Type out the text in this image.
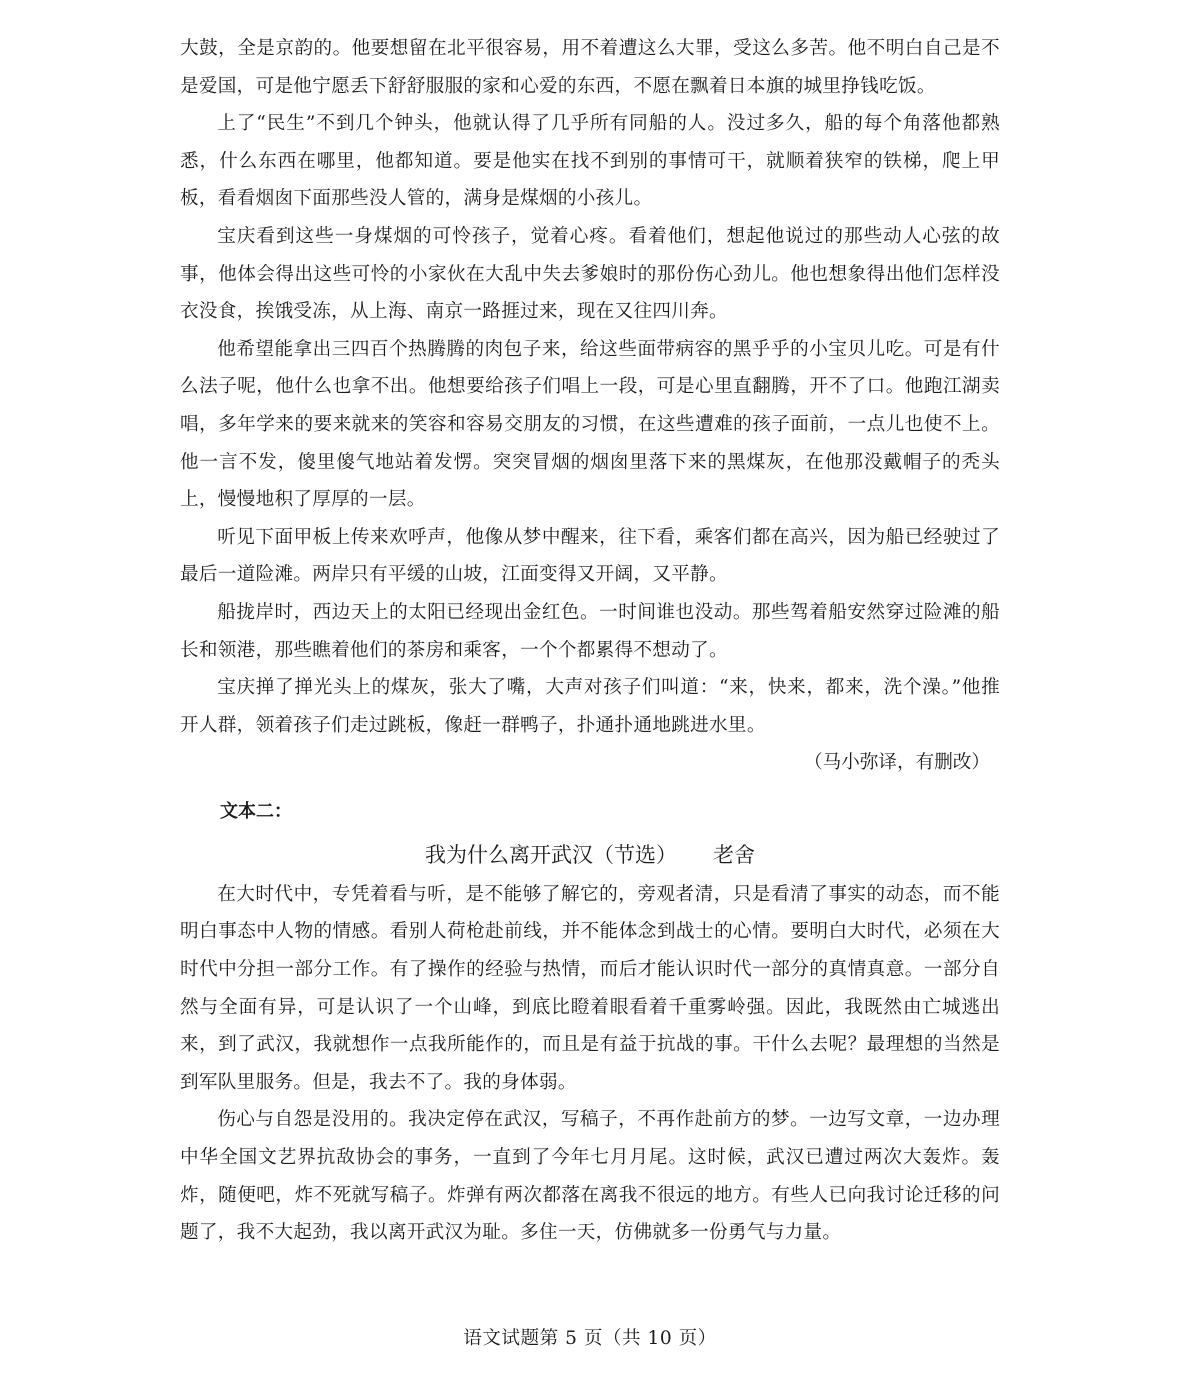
大鼓，全是京韵的。他要想留在北平很容易，用不着遭这么大罪，受这么多苦。他不明白自己是不是爱国，可是他宁愿丢下舒舒服服的家和心爱的东西，不愿在飘着日本旗的城里挣钱吃饭。

上了“民生”不到几个钟头，他就认得了几乎所有同船的人。没过多久，船的每个角落他都熟悉，什么东西在哪里，他都知道。要是他实在找不到别的事情可干，就顺着狭窄的铁梯，爬上甲板，看看烟囱下面那些没人管的，满身是煤烟的小孩儿。

宝庆看到这些一身煤烟的可怜孩子，觉着心疼。看着他们，想起他说过的那些动人心弦的故事，他体会得出这些可怜的小家伙在大乱中失去爹娘时的那份伤心劲儿。他也想象得出他们怎样没衣没食，挨饿受冻，从上海、南京一路捱过来，现在又往四川奔。

他希望能拿出三四百个热腾腾的肉包子来，给这些面带病容的黑乎乎的小宝贝儿吃。可是有什么法子呢，他什么也拿不出。他想要给孩子们唱上一段，可是心里直翻腾，开不了口。他跑江湖卖唱，多年学来的要来就来的笑容和容易交朋友的习惯，在这些遭难的孩子面前，一点儿也使不上。他一言不发，傻里傻气地站着发愣。突突冒烟的烟囱里落下来的黑煤灰，在他那没戴帽子的秃头上，慢慢地积了厚厚的一层。

听见下面甲板上传来欢呼声，他像从梦中醒来，往下看，乘客们都在高兴，因为船已经驶过了最后一道险滩。两岸只有平缓的山坡，江面变得又开阔，又平静。

船拢岸时，西边天上的太阳已经现出金红色。一时间谁也没动。那些驾着船安然穿过险滩的船长和领港，那些瞧着他们的茶房和乘客，一个个都累得不想动了。

宝庆掸了掸光头上的煤灰，张大了嘴，大声对孩子们叫道：“来，快来，都来，洗个澡。”他推开人群，领着孩子们走过跳板，像赶一群鸭子，扑通扑通地跳进水里。

（马小弥译，有删改）

文本二：

我为什么离开武汉（节选） 老舍

在大时代中，专凭着看与听，是不能够了解它的，旁观者清，只是看清了事实的动态，而不能明白事态中人物的情感。看别人荷枪赴前线，并不能体念到战士的心情。要明白大时代，必须在大时代中分担一部分工作。有了操作的经验与热情，而后才能认识时代一部分的真情真意。一部分自然与全面有异，可是认识了一个山峰，到底比瞪着眼看着千重雾岭强。因此，我既然由亡城逃出来，到了武汉，我就想作一点我所能作的，而且是有益于抗战的事。干什么去呢？最理想的当然是到军队里服务。但是，我去不了。我的身体弱。

伤心与自怨是没用的。我决定停在武汉，写稿子，不再作赴前方的梦。一边写文章，一边办理中华全国文艺界抗敌协会的事务，一直到了今年七月月尾。这时候，武汉已遭过两次大轰炸。轰炸，随便吧，炸不死就写稿子。炸弹有两次都落在离我不很远的地方。有些人已向我讨论迁移的问题了，我不大起劲，我以离开武汉为耻。多住一天，仿佛就多一份勇气与力量。

语文试题第 5 页（共 10 页）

════════════════════

# Given task:
Repeat all the records above exactly, leaving out any pictures.

# Final result:
Type out the text in this image.
大鼓，全是京韵的。他要想留在北平很容易，用不着遭这么大罪，受这么多苦。他不明白自己是不是爱国，可是他宁愿丢下舒舒服服的家和心爱的东西，不愿在飘着日本旗的城里挣钱吃饭。

上了“民生”不到几个钟头，他就认得了几乎所有同船的人。没过多久，船的每个角落他都熟悉，什么东西在哪里，他都知道。要是他实在找不到别的事情可干，就顺着狭窄的铁梯，爬上甲板，看看烟囱下面那些没人管的，满身是煤烟的小孩儿。

宝庆看到这些一身煤烟的可怜孩子，觉着心疼。看着他们，想起他说过的那些动人心弦的故事，他体会得出这些可怜的小家伙在大乱中失去爹娘时的那份伤心劲儿。他也想象得出他们怎样没衣没食，挨饿受冻，从上海、南京一路捱过来，现在又往四川奔。

他希望能拿出三四百个热腾腾的肉包子来，给这些面带病容的黑乎乎的小宝贝儿吃。可是有什么法子呢，他什么也拿不出。他想要给孩子们唱上一段，可是心里直翻腾，开不了口。他跑江湖卖唱，多年学来的要来就来的笑容和容易交朋友的习惯，在这些遭难的孩子面前，一点儿也使不上。他一言不发，傻里傻气地站着发愣。突突冒烟的烟囱里落下来的黑煤灰，在他那没戴帽子的秃头上，慢慢地积了厚厚的一层。

听见下面甲板上传来欢呼声，他像从梦中醒来，往下看，乘客们都在高兴，因为船已经驶过了最后一道险滩。两岸只有平缓的山坡，江面变得又开阔，又平静。

船拢岸时，西边天上的太阳已经现出金红色。一时间谁也没动。那些驾着船安然穿过险滩的船长和领港，那些瞧着他们的茶房和乘客，一个个都累得不想动了。

宝庆掸了掸光头上的煤灰，张大了嘴，大声对孩子们叫道：“来，快来，都来，洗个澡。”他推开人群，领着孩子们走过跳板，像赶一群鸭子，扑通扑通地跳进水里。

（马小弥译，有删改）

文本二：

我为什么离开武汉（节选） 老舍

在大时代中，专凭着看与听，是不能够了解它的，旁观者清，只是看清了事实的动态，而不能明白事态中人物的情感。看别人荷枪赴前线，并不能体念到战士的心情。要明白大时代，必须在大时代中分担一部分工作。有了操作的经验与热情，而后才能认识时代一部分的真情真意。一部分自然与全面有异，可是认识了一个山峰，到底比瞪着眼看着千重雾岭强。因此，我既然由亡城逃出来，到了武汉，我就想作一点我所能作的，而且是有益于抗战的事。干什么去呢？最理想的当然是到军队里服务。但是，我去不了。我的身体弱。

伤心与自怨是没用的。我决定停在武汉，写稿子，不再作赴前方的梦。一边写文章，一边办理中华全国文艺界抗敌协会的事务，一直到了今年七月月尾。这时候，武汉已遭过两次大轰炸。轰炸，随便吧，炸不死就写稿子。炸弹有两次都落在离我不很远的地方。有些人已向我讨论迁移的问题了，我不大起劲，我以离开武汉为耻。多住一天，仿佛就多一份勇气与力量。

语文试题第 5 页（共 10 页）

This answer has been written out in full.